Write the material out again in full, word for word. Do not include the pictures.

►

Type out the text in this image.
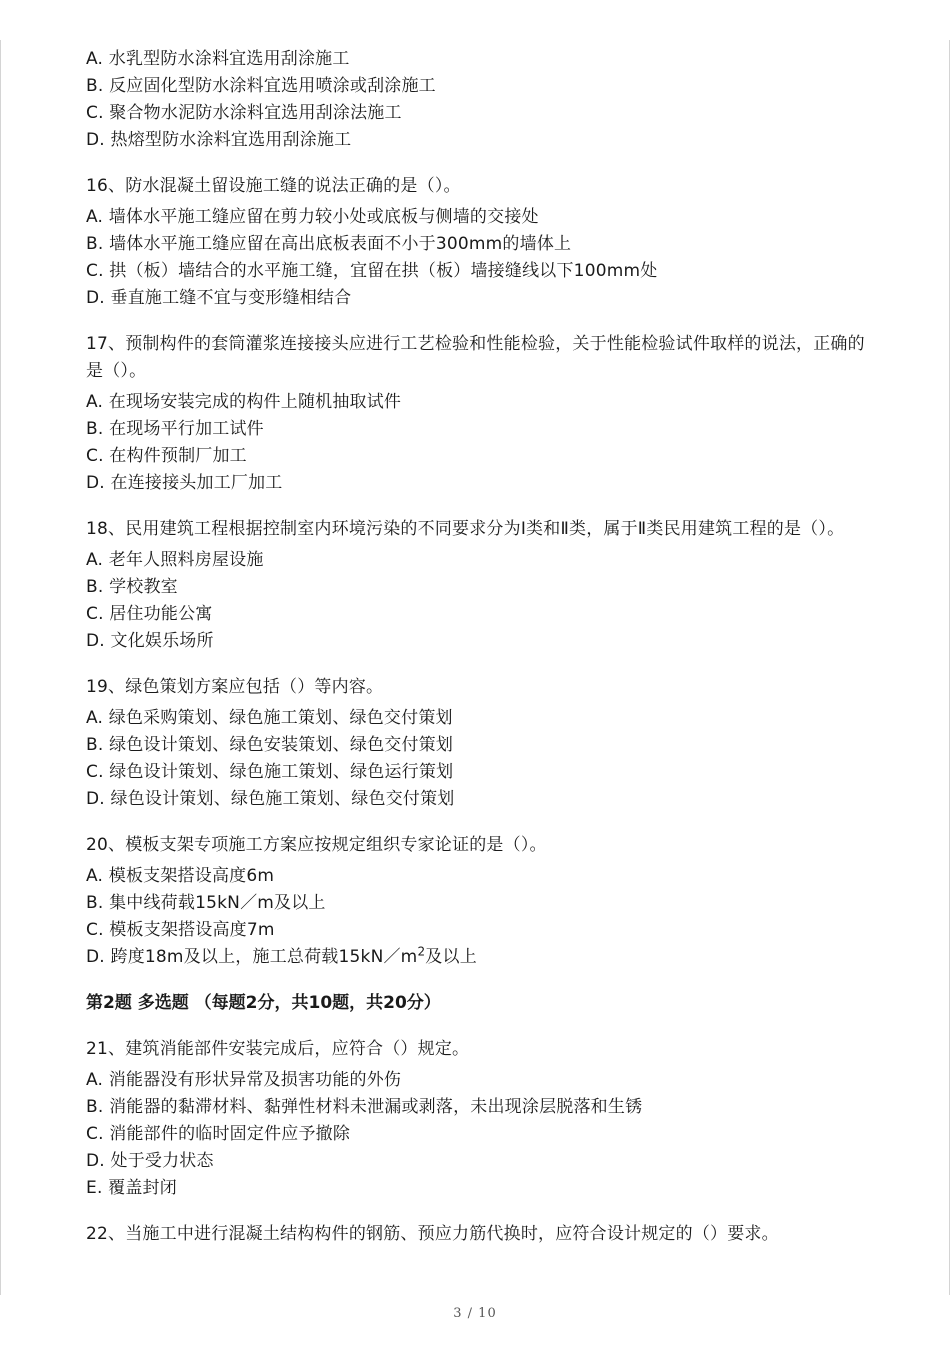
A. 水乳型防水涂料宜选用刮涂施工
B. 反应固化型防水涂料宜选用喷涂或刮涂施工
C. 聚合物水泥防水涂料宜选用刮涂法施工
D. 热熔型防水涂料宜选用刮涂施工
16、防水混凝土留设施工缝的说法正确的是（）。
A. 墙体水平施工缝应留在剪力较小处或底板与侧墙的交接处
B. 墙体水平施工缝应留在高出底板表面不小于300mm的墙体上
C. 拱（板）墙结合的水平施工缝，宜留在拱（板）墙接缝线以下100mm处
D. 垂直施工缝不宜与变形缝相结合
17、预制构件的套筒灌浆连接接头应进行工艺检验和性能检验，关于性能检验试件取样的说法，正确的是（）。
A. 在现场安装完成的构件上随机抽取试件
B. 在现场平行加工试件
C. 在构件预制厂加工
D. 在连接接头加工厂加工
18、民用建筑工程根据控制室内环境污染的不同要求分为Ⅰ类和Ⅱ类，属于Ⅱ类民用建筑工程的是（）。
A. 老年人照料房屋设施
B. 学校教室
C. 居住功能公寓
D. 文化娱乐场所
19、绿色策划方案应包括（）等内容。
A. 绿色采购策划、绿色施工策划、绿色交付策划
B. 绿色设计策划、绿色安装策划、绿色交付策划
C. 绿色设计策划、绿色施工策划、绿色运行策划
D. 绿色设计策划、绿色施工策划、绿色交付策划
20、模板支架专项施工方案应按规定组织专家论证的是（）。
A. 模板支架搭设高度6m
B. 集中线荷载15kN／m及以上
C. 模板支架搭设高度7m
D. 跨度18m及以上，施工总荷载$15kN/m^2$及以上
第2题 多选题 （每题2分，共10题，共20分）
21、建筑消能部件安装完成后，应符合（）规定。
A. 消能器没有形状异常及损害功能的外伤
B. 消能器的黏滞材料、黏弹性材料未泄漏或剥落，未出现涂层脱落和生锈
C. 消能部件的临时固定件应予撤除
D. 处于受力状态
E. 覆盖封闭
22、当施工中进行混凝土结构构件的钢筋、预应力筋代换时，应符合设计规定的（）要求。
3 / 10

◄

> The output
Type out the text in this image.
A. 水乳型防水涂料宜选用刮涂施工
B. 反应固化型防水涂料宜选用喷涂或刮涂施工
C. 聚合物水泥防水涂料宜选用刮涂法施工
D. 热熔型防水涂料宜选用刮涂施工
16、防水混凝土留设施工缝的说法正确的是（）。
A. 墙体水平施工缝应留在剪力较小处或底板与侧墙的交接处
B. 墙体水平施工缝应留在高出底板表面不小于300mm的墙体上
C. 拱（板）墙结合的水平施工缝，宜留在拱（板）墙接缝线以下100mm处
D. 垂直施工缝不宜与变形缝相结合
17、预制构件的套筒灌浆连接接头应进行工艺检验和性能检验，关于性能检验试件取样的说法，正确的是（）。
A. 在现场安装完成的构件上随机抽取试件
B. 在现场平行加工试件
C. 在构件预制厂加工
D. 在连接接头加工厂加工
18、民用建筑工程根据控制室内环境污染的不同要求分为Ⅰ类和Ⅱ类，属于Ⅱ类民用建筑工程的是（）。
A. 老年人照料房屋设施
B. 学校教室
C. 居住功能公寓
D. 文化娱乐场所
19、绿色策划方案应包括（）等内容。
A. 绿色采购策划、绿色施工策划、绿色交付策划
B. 绿色设计策划、绿色安装策划、绿色交付策划
C. 绿色设计策划、绿色施工策划、绿色运行策划
D. 绿色设计策划、绿色施工策划、绿色交付策划
20、模板支架专项施工方案应按规定组织专家论证的是（）。
A. 模板支架搭设高度6m
B. 集中线荷载15kN／m及以上
C. 模板支架搭设高度7m
D. 跨度18m及以上，施工总荷载$15kN/m^2$及以上
第2题 多选题 （每题2分，共10题，共20分）
21、建筑消能部件安装完成后，应符合（）规定。
A. 消能器没有形状异常及损害功能的外伤
B. 消能器的黏滞材料、黏弹性材料未泄漏或剥落，未出现涂层脱落和生锈
C. 消能部件的临时固定件应予撤除
D. 处于受力状态
E. 覆盖封闭
22、当施工中进行混凝土结构构件的钢筋、预应力筋代换时，应符合设计规定的（）要求。
3 / 10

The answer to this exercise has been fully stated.